Given exercise. Retype the complete listing exactly as it appears.

Material for this exercise.
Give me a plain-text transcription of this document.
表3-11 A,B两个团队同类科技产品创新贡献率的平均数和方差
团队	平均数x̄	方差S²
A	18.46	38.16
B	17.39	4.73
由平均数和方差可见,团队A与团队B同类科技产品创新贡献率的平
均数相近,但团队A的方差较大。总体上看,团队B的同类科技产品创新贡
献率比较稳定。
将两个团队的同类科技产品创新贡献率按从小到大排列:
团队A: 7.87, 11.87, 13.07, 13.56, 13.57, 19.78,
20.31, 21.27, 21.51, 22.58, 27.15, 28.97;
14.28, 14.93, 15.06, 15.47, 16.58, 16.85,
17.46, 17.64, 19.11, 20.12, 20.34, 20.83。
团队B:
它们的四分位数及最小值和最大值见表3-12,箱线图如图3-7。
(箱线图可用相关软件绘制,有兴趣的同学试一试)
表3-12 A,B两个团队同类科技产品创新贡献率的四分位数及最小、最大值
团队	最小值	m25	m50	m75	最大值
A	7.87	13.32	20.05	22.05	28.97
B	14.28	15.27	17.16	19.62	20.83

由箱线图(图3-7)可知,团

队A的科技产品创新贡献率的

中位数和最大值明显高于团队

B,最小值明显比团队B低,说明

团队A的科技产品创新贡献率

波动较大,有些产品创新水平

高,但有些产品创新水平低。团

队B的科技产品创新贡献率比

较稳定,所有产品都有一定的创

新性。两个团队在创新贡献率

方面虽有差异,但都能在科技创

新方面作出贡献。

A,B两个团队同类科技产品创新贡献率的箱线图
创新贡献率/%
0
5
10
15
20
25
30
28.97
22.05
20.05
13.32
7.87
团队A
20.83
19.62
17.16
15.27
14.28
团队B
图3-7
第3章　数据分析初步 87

The completed task.
Give me a plain-text transcription of this document.
表3-11 A,B两个团队同类科技产品创新贡献率的平均数和方差
团队	平均数x̄	方差S²
A	18.46	38.16
B	17.39	4.73
由平均数和方差可见,团队A与团队B同类科技产品创新贡献率的平
均数相近,但团队A的方差较大。总体上看,团队B的同类科技产品创新贡
献率比较稳定。
将两个团队的同类科技产品创新贡献率按从小到大排列:
团队A: 7.87, 11.87, 13.07, 13.56, 13.57, 19.78,
20.31, 21.27, 21.51, 22.58, 27.15, 28.97;
14.28, 14.93, 15.06, 15.47, 16.58, 16.85,
17.46, 17.64, 19.11, 20.12, 20.34, 20.83。
团队B:
它们的四分位数及最小值和最大值见表3-12,箱线图如图3-7。
(箱线图可用相关软件绘制,有兴趣的同学试一试)
表3-12 A,B两个团队同类科技产品创新贡献率的四分位数及最小、最大值
团队	最小值	m25	m50	m75	最大值
A	7.87	13.32	20.05	22.05	28.97
B	14.28	15.27	17.16	19.62	20.83

由箱线图(图3-7)可知,团

队A的科技产品创新贡献率的

中位数和最大值明显高于团队

B,最小值明显比团队B低,说明

团队A的科技产品创新贡献率

波动较大,有些产品创新水平

高,但有些产品创新水平低。团

队B的科技产品创新贡献率比

较稳定,所有产品都有一定的创

新性。两个团队在创新贡献率

方面虽有差异,但都能在科技创

新方面作出贡献。

A,B两个团队同类科技产品创新贡献率的箱线图
创新贡献率/%
0
5
10
15
20
25
30
28.97
22.05
20.05
13.32
7.87
团队A
20.83
19.62
17.16
15.27
14.28
团队B
图3-7
第3章　数据分析初步 87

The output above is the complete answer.